• [Stated goal] Search the listing below for "life". Copy each matching line.

• [Extracted data]
________________________________________
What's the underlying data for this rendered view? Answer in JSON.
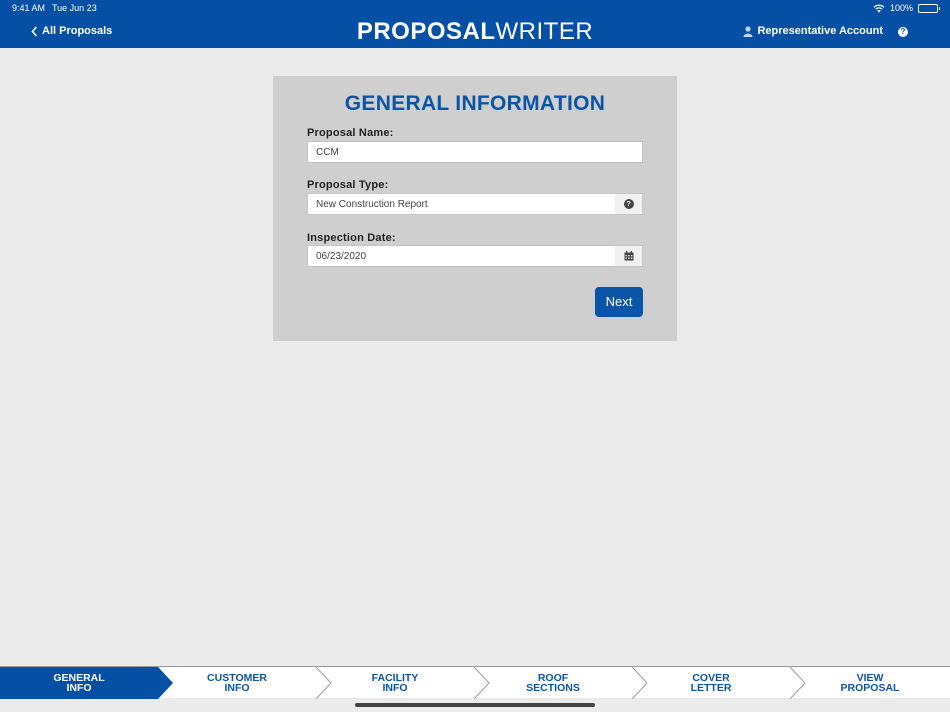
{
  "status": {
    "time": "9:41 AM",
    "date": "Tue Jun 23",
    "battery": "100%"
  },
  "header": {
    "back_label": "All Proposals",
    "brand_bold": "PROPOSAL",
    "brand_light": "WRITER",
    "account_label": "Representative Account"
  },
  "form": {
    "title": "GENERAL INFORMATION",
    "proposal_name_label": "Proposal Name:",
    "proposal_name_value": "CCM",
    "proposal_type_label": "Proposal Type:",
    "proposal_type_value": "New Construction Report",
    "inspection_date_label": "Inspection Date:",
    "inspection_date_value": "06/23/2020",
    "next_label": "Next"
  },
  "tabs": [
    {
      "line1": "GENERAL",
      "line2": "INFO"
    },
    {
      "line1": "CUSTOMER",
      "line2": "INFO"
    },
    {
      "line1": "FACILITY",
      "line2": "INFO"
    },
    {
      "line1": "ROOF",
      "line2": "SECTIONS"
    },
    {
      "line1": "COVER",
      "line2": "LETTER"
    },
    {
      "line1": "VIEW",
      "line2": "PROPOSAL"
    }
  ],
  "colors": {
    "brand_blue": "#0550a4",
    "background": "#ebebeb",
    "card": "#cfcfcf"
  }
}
________________________________________
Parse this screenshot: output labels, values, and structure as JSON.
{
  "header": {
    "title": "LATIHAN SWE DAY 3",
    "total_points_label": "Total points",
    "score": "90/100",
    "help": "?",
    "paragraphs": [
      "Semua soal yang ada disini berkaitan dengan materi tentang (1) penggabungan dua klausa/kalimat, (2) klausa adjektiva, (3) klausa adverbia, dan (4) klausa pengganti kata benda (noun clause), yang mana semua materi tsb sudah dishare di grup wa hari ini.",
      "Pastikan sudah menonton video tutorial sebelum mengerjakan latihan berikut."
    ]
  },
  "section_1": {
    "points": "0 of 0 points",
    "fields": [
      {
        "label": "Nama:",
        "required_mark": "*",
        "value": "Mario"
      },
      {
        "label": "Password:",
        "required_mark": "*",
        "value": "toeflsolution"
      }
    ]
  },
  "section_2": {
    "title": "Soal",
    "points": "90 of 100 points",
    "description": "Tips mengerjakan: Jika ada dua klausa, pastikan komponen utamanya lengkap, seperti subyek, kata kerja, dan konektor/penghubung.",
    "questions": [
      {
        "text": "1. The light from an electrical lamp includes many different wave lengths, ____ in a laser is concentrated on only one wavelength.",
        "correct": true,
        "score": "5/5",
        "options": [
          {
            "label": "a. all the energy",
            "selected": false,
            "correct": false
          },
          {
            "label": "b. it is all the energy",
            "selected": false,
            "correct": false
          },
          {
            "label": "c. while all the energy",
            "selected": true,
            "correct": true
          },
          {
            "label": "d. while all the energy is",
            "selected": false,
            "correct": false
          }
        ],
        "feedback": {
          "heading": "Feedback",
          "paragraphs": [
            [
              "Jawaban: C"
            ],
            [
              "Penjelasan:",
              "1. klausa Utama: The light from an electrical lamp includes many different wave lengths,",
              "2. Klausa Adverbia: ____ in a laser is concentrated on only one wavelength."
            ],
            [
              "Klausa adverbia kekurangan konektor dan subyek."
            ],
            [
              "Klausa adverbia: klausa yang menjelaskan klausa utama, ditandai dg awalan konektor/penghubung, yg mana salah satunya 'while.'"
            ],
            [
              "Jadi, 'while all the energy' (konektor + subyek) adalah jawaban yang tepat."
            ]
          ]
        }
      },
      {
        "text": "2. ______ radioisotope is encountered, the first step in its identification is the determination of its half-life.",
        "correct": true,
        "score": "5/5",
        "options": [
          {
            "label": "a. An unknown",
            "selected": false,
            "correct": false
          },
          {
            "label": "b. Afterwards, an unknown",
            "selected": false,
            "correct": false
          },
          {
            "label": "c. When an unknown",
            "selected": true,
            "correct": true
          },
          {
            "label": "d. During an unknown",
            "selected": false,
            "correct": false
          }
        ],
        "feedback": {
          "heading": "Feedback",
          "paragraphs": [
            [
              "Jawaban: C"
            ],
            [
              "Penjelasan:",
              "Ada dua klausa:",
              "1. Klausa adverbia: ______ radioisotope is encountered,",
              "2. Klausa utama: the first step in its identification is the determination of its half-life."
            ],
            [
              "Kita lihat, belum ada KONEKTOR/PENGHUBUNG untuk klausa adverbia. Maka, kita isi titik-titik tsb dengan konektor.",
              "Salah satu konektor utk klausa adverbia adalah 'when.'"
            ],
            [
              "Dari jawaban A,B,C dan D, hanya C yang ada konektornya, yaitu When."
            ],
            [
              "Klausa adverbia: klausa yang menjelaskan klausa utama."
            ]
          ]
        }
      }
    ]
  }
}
________________________________________
• [Response]
        "text": "2. ______ radioisotope is encountered, the first step in its identification is the determination of its half-life.",
              "2. Klausa utama: the first step in its identification is the determination of its half-life."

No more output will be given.